Document text:
= Beginning of Section =
Term of Award

Fall 1998

Degree Name

Master of Science

Document Type and Release Option

Thesis (restricted to Georgia Southern)


Department of Biology

Committee Chair

Stephen P. Vives

Committee Member 1

C. Ray Chandler

Committee Member 2

Daniel F. Gleason


Few studies have evaluated the abundance and distribution of grass shrimp (Decapoda: Palaemonetes) in the oligohaline and tidal freshwater portions of an estuary. In order to address this knowledge gap, I examined the seasonal patterns of habitat use by grass shrimp along the estuarine gradient in the oligohaline and tidal freshwater portions of the Lower St. Johns River Basin, Florida. Four species of grass shrimp (P. intermedius, P. paludosus, P. pugio and P. vulgaris) were found in this portion of the estuary; their absolute and relative abundances varied considerably along the estuarine gradient. In addition, all four species of grass shrimp were consistently more abundant in tapegrass (Vallisneria americana) than in adjacent sand flats.

To determine the possible mechanism responsible for this pattern of habitat use, I performed laboratory experiments on habitat use by grass shrimp under the risk of predation. In the absence of predatory largemouth bass (Micropterus salmoides), grass shrimp used the vegetated and unvegetated portions of the experimental tanks equally. However, with the addition of largemouth bass, grass shrimp significantly increased their use of the vegetated portion of the tank.
= End of Section =
Supplied material:
= Beginning of Section =
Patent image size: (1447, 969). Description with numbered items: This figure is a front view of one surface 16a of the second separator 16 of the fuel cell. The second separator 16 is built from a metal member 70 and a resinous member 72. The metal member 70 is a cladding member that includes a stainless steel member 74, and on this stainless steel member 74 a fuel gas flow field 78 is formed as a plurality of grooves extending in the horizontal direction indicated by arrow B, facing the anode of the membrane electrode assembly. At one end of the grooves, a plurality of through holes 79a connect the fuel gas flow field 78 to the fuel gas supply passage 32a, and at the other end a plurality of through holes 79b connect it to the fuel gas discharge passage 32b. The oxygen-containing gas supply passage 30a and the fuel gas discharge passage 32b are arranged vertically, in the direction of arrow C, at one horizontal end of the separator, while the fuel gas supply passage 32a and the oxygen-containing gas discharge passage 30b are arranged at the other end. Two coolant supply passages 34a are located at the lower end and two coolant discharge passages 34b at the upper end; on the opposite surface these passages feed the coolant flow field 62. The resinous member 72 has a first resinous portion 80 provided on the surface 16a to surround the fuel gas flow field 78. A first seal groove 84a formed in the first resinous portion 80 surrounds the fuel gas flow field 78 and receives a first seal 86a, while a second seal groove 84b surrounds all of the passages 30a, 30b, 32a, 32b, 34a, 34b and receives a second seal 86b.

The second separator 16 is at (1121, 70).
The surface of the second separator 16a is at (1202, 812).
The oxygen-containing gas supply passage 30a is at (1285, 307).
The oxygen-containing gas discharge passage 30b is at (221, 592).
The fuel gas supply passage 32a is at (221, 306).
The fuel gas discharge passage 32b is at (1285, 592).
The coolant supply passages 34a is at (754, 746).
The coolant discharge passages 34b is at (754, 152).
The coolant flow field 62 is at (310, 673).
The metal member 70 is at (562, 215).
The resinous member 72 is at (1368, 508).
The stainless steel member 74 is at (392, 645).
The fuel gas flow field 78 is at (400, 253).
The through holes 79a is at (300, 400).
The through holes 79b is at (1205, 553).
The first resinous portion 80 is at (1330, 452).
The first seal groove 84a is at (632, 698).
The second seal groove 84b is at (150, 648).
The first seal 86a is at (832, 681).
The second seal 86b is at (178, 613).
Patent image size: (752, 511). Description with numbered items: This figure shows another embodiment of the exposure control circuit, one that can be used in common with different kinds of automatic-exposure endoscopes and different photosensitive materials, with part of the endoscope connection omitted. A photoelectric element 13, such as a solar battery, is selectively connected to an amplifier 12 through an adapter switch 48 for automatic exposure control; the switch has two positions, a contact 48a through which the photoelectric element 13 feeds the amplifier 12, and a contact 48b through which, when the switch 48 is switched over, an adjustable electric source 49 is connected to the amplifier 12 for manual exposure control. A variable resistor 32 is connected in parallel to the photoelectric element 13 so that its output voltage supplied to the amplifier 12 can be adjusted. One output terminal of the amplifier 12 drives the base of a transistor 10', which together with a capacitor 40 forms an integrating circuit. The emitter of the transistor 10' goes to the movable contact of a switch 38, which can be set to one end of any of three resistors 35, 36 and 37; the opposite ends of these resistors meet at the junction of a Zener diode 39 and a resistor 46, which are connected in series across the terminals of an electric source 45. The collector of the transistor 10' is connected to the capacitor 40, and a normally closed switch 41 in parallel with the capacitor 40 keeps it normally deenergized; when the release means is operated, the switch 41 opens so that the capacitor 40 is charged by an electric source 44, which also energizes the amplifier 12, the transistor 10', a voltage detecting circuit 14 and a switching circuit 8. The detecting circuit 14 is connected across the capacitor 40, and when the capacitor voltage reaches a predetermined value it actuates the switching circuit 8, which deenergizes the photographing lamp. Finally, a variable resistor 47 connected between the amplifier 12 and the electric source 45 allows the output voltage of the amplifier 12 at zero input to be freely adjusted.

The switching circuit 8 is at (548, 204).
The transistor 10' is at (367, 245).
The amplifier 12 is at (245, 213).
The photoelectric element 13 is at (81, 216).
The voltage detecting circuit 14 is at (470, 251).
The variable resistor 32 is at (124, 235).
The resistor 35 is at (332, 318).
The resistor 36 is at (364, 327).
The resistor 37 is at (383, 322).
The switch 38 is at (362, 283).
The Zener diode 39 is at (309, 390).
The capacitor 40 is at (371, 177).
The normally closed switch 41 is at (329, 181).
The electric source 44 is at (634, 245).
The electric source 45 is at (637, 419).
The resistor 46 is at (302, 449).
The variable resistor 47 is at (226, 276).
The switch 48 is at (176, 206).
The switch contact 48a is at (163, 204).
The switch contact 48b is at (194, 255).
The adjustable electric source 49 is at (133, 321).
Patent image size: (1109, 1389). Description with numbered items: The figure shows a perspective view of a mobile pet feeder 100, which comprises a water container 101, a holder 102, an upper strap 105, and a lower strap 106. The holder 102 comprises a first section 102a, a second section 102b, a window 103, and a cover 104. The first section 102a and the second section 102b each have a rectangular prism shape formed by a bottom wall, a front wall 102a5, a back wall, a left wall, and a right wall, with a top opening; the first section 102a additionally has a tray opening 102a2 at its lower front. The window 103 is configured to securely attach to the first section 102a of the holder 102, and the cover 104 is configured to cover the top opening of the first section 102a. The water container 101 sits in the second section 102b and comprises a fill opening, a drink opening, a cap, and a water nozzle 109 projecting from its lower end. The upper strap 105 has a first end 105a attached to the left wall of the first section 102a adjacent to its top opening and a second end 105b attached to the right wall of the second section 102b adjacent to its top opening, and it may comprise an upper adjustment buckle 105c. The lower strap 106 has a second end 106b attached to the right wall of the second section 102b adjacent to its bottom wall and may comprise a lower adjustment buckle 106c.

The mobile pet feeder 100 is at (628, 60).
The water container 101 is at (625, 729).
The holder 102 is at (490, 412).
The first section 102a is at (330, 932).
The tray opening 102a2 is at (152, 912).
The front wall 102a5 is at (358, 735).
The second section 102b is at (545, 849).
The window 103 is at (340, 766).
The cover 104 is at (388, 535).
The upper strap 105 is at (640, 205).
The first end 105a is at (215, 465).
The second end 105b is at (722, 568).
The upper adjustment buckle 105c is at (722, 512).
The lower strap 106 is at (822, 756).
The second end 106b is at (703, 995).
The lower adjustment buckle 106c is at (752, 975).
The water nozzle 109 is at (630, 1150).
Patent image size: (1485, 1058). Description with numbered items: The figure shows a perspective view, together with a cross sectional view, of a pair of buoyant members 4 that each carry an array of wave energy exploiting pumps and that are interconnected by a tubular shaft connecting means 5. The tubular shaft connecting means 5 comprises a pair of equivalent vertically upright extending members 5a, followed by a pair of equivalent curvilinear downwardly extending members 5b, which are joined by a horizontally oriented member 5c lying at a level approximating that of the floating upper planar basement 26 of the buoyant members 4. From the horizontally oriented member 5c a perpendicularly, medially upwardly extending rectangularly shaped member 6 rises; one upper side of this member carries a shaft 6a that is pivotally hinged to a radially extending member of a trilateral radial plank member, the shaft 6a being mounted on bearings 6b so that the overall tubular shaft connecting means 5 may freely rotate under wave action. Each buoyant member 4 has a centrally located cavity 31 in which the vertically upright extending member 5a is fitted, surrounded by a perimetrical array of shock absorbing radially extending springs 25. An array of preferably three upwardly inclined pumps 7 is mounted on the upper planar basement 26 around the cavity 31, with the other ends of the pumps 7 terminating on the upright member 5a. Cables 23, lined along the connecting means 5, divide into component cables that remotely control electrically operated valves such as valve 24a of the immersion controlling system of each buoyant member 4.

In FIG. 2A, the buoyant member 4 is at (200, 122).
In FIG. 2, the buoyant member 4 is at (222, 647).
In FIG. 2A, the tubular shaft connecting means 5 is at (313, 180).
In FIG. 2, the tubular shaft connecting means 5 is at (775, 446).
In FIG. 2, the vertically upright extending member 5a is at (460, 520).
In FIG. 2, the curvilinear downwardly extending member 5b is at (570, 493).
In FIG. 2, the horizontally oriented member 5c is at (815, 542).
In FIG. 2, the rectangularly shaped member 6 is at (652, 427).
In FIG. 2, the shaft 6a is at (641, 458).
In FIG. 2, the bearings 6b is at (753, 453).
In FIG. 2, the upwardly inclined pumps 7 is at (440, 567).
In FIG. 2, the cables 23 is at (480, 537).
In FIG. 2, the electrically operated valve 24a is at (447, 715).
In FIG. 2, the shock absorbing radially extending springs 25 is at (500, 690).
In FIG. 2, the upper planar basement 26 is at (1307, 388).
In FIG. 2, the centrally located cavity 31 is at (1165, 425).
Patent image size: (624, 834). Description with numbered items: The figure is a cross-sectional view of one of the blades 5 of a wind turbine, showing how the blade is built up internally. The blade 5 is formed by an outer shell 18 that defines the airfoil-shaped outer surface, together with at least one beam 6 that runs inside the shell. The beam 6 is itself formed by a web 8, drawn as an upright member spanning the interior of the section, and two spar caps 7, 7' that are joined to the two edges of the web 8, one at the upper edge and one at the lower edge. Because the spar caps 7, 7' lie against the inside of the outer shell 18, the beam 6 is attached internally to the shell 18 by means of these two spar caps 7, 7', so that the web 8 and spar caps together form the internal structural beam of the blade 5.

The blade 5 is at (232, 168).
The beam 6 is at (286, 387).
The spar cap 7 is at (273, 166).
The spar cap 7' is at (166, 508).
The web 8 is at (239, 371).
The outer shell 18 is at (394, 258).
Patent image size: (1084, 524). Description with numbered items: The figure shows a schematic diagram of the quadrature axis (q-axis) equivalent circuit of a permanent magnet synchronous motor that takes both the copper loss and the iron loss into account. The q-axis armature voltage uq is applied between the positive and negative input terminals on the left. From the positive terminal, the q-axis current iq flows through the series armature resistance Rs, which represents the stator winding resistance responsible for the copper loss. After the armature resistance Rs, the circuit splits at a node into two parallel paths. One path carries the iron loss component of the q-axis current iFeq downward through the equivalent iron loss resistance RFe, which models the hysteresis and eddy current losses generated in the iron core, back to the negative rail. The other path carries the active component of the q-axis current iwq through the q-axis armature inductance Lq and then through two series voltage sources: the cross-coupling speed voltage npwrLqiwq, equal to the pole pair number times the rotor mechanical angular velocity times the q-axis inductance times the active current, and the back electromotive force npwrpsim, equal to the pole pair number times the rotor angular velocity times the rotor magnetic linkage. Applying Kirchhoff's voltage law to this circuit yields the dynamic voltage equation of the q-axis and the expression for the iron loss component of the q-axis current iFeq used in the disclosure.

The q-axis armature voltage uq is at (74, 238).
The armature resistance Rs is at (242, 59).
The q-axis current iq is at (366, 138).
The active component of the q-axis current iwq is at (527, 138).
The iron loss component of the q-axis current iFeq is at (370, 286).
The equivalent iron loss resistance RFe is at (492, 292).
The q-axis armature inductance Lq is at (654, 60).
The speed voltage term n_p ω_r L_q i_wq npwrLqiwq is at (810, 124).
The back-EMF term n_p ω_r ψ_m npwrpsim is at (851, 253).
= End of Section =
Task A: From the grass shrimp thesis abstract, reproduce the stretch from "To determine the" through "of the tank.".
Task B: List every species of grass shrimp that the grass shrimp thesis abstract reports finding in the study area.
Task C: According to the grass shrimp thesis abstract, why were the laboratory experiments on habitat use under predation risk carried out?

Exercise answer A:
To determine the possible mechanism responsible for this pattern of habitat use, I performed laboratory experiments on habitat use by grass shrimp under the risk of predation. In the absence of predatory largemouth bass (Micropterus salmoides), grass shrimp used the vegetated and unvegetated portions of the experimental tanks equally. However, with the addition of largemouth bass, grass shrimp significantly increased their use of the vegetated portion of the tank.

Exercise answer B:
P. intermedius
P. paludosus
P. pugio
P. vulgaris

Exercise answer C: They were carried out to determine the possible mechanism behind the habitat-use pattern seen in the field. In the field, all four grass shrimp species were consistently more abundant in tapegrass (Vallisneria americana) than in the adjacent sand flats.